### Task details
Below are entries to be transcribed exactly; exclude the pictures from the copy.

[Start of Dataset content]

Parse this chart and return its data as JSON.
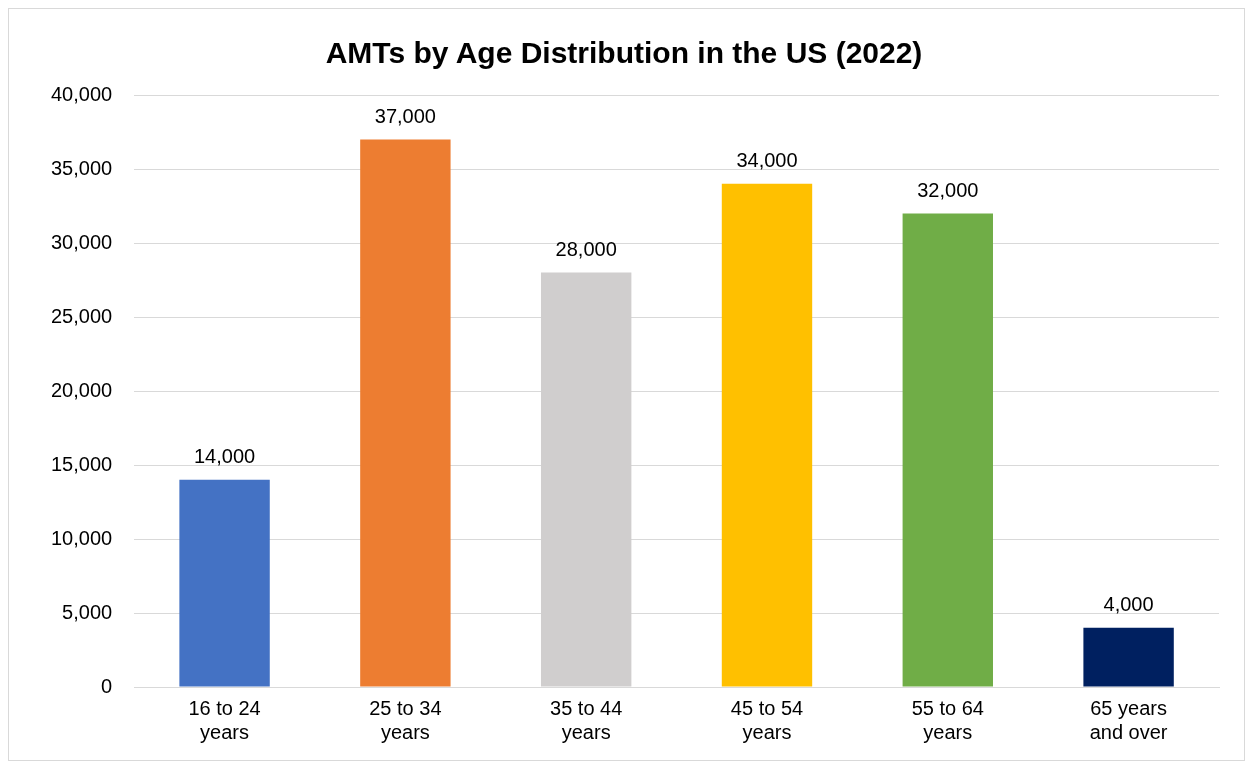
{
  "chart_data": {
    "type": "bar",
    "title": "AMTs by Age Distribution in the US (2022)",
    "categories": [
      "16 to 24 years",
      "25 to 34 years",
      "35 to 44 years",
      "45 to 54 years",
      "55 to 64 years",
      "65 years and over"
    ],
    "values": [
      14000,
      37000,
      28000,
      34000,
      32000,
      4000
    ],
    "colors": [
      "#4472c4",
      "#ed7d31",
      "#d0cece",
      "#ffc000",
      "#70ad47",
      "#002060"
    ],
    "value_labels": [
      "14,000",
      "37,000",
      "28,000",
      "34,000",
      "32,000",
      "4,000"
    ],
    "ylim": [
      0,
      40000
    ],
    "yticks": [
      0,
      {
        "value": 5000,
        "label": "5,000"
      },
      {
        "value": 10000,
        "label": "10,000"
      },
      {
        "value": 15000,
        "label": "15,000"
      },
      {
        "value": 20000,
        "label": "20,000"
      },
      {
        "value": 25000,
        "label": "25,000"
      },
      {
        "value": 30000,
        "label": "30,000"
      },
      {
        "value": 35000,
        "label": "35,000"
      },
      {
        "value": 40000,
        "label": "40,000"
      }
    ],
    "grid": "y",
    "legend": false
  }
}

[End of Dataset content]

### Solution to this exercise
Parse this chart and return its data as JSON.
{
  "chart_data": {
    "type": "bar",
    "title": "AMTs by Age Distribution in the US (2022)",
    "categories": [
      "16 to 24 years",
      "25 to 34 years",
      "35 to 44 years",
      "45 to 54 years",
      "55 to 64 years",
      "65 years and over"
    ],
    "values": [
      14000,
      37000,
      28000,
      34000,
      32000,
      4000
    ],
    "colors": [
      "#4472c4",
      "#ed7d31",
      "#d0cece",
      "#ffc000",
      "#70ad47",
      "#002060"
    ],
    "value_labels": [
      "14,000",
      "37,000",
      "28,000",
      "34,000",
      "32,000",
      "4,000"
    ],
    "ylim": [
      0,
      40000
    ],
    "yticks": [
      0,
      {
        "value": 5000,
        "label": "5,000"
      },
      {
        "value": 10000,
        "label": "10,000"
      },
      {
        "value": 15000,
        "label": "15,000"
      },
      {
        "value": 20000,
        "label": "20,000"
      },
      {
        "value": 25000,
        "label": "25,000"
      },
      {
        "value": 30000,
        "label": "30,000"
      },
      {
        "value": 35000,
        "label": "35,000"
      },
      {
        "value": 40000,
        "label": "40,000"
      }
    ],
    "grid": "y",
    "legend": false
  }
}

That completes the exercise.